___ Given records ___

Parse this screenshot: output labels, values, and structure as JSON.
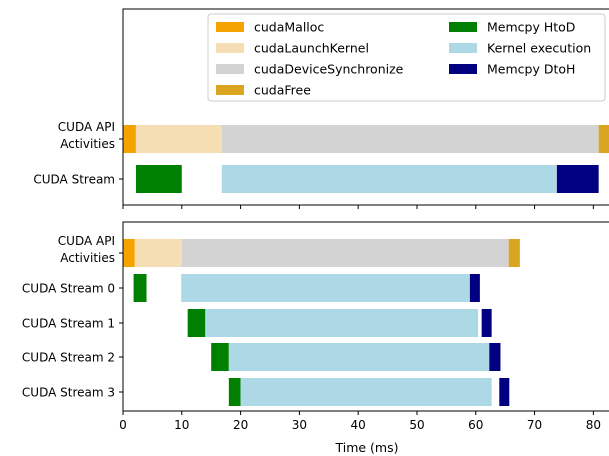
{
  "chart_data": {
    "type": "bar",
    "subtype": "gantt-timeline",
    "xlabel": "Time (ms)",
    "xlim": [
      0,
      83
    ],
    "xticks": [
      0,
      10,
      20,
      30,
      40,
      50,
      60,
      70,
      80
    ],
    "legend": {
      "placement": "top-right",
      "columns": 2,
      "entries": [
        {
          "key": "cudaMalloc",
          "label": "cudaMalloc",
          "color": "#F5A300"
        },
        {
          "key": "cudaLaunchKernel",
          "label": "cudaLaunchKernel",
          "color": "#F5DEB3"
        },
        {
          "key": "cudaDeviceSynchronize",
          "label": "cudaDeviceSynchronize",
          "color": "#D3D3D3"
        },
        {
          "key": "cudaFree",
          "label": "cudaFree",
          "color": "#DAA520"
        },
        {
          "key": "memcpy_htod",
          "label": "Memcpy HtoD",
          "color": "#008000"
        },
        {
          "key": "kernel",
          "label": "Kernel execution",
          "color": "#ADD8E6"
        },
        {
          "key": "memcpy_dtoh",
          "label": "Memcpy DtoH",
          "color": "#000080"
        }
      ]
    },
    "panels": [
      {
        "rows": [
          {
            "label": "CUDA API\nActivities",
            "segments": [
              {
                "kind": "cudaMalloc",
                "start": 0.0,
                "end": 2.2
              },
              {
                "kind": "cudaLaunchKernel",
                "start": 2.2,
                "end": 16.8
              },
              {
                "kind": "cudaDeviceSynchronize",
                "start": 16.8,
                "end": 80.9
              },
              {
                "kind": "cudaFree",
                "start": 80.9,
                "end": 83.0
              }
            ]
          },
          {
            "label": "CUDA Stream",
            "segments": [
              {
                "kind": "memcpy_htod",
                "start": 2.2,
                "end": 10.0
              },
              {
                "kind": "kernel",
                "start": 16.8,
                "end": 73.8
              },
              {
                "kind": "memcpy_dtoh",
                "start": 73.8,
                "end": 80.9
              }
            ]
          }
        ]
      },
      {
        "rows": [
          {
            "label": "CUDA API\nActivities",
            "segments": [
              {
                "kind": "cudaMalloc",
                "start": 0.0,
                "end": 2.0
              },
              {
                "kind": "cudaLaunchKernel",
                "start": 2.0,
                "end": 10.0
              },
              {
                "kind": "cudaDeviceSynchronize",
                "start": 10.0,
                "end": 65.6
              },
              {
                "kind": "cudaFree",
                "start": 65.6,
                "end": 67.5
              }
            ]
          },
          {
            "label": "CUDA Stream 0",
            "segments": [
              {
                "kind": "memcpy_htod",
                "start": 1.8,
                "end": 4.0
              },
              {
                "kind": "kernel",
                "start": 9.9,
                "end": 59.0
              },
              {
                "kind": "memcpy_dtoh",
                "start": 59.0,
                "end": 60.7
              }
            ]
          },
          {
            "label": "CUDA Stream 1",
            "segments": [
              {
                "kind": "memcpy_htod",
                "start": 11.0,
                "end": 14.0
              },
              {
                "kind": "kernel",
                "start": 14.0,
                "end": 60.4
              },
              {
                "kind": "memcpy_dtoh",
                "start": 61.0,
                "end": 62.7
              }
            ]
          },
          {
            "label": "CUDA Stream 2",
            "segments": [
              {
                "kind": "memcpy_htod",
                "start": 15.0,
                "end": 18.0
              },
              {
                "kind": "kernel",
                "start": 18.0,
                "end": 62.3
              },
              {
                "kind": "memcpy_dtoh",
                "start": 62.3,
                "end": 64.2
              }
            ]
          },
          {
            "label": "CUDA Stream 3",
            "segments": [
              {
                "kind": "memcpy_htod",
                "start": 18.0,
                "end": 20.0
              },
              {
                "kind": "kernel",
                "start": 20.0,
                "end": 62.7
              },
              {
                "kind": "memcpy_dtoh",
                "start": 64.0,
                "end": 65.7
              }
            ]
          }
        ]
      }
    ]
  }
}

___

◆ **Task objective**
Write out every line of the preceding listing that contains "cudaDeviceSynchronize".

◆ **Answer for this exercise**
          "key": "cudaDeviceSynchronize",
          "label": "cudaDeviceSynchronize",
                "kind": "cudaDeviceSynchronize",
                "kind": "cudaDeviceSynchronize",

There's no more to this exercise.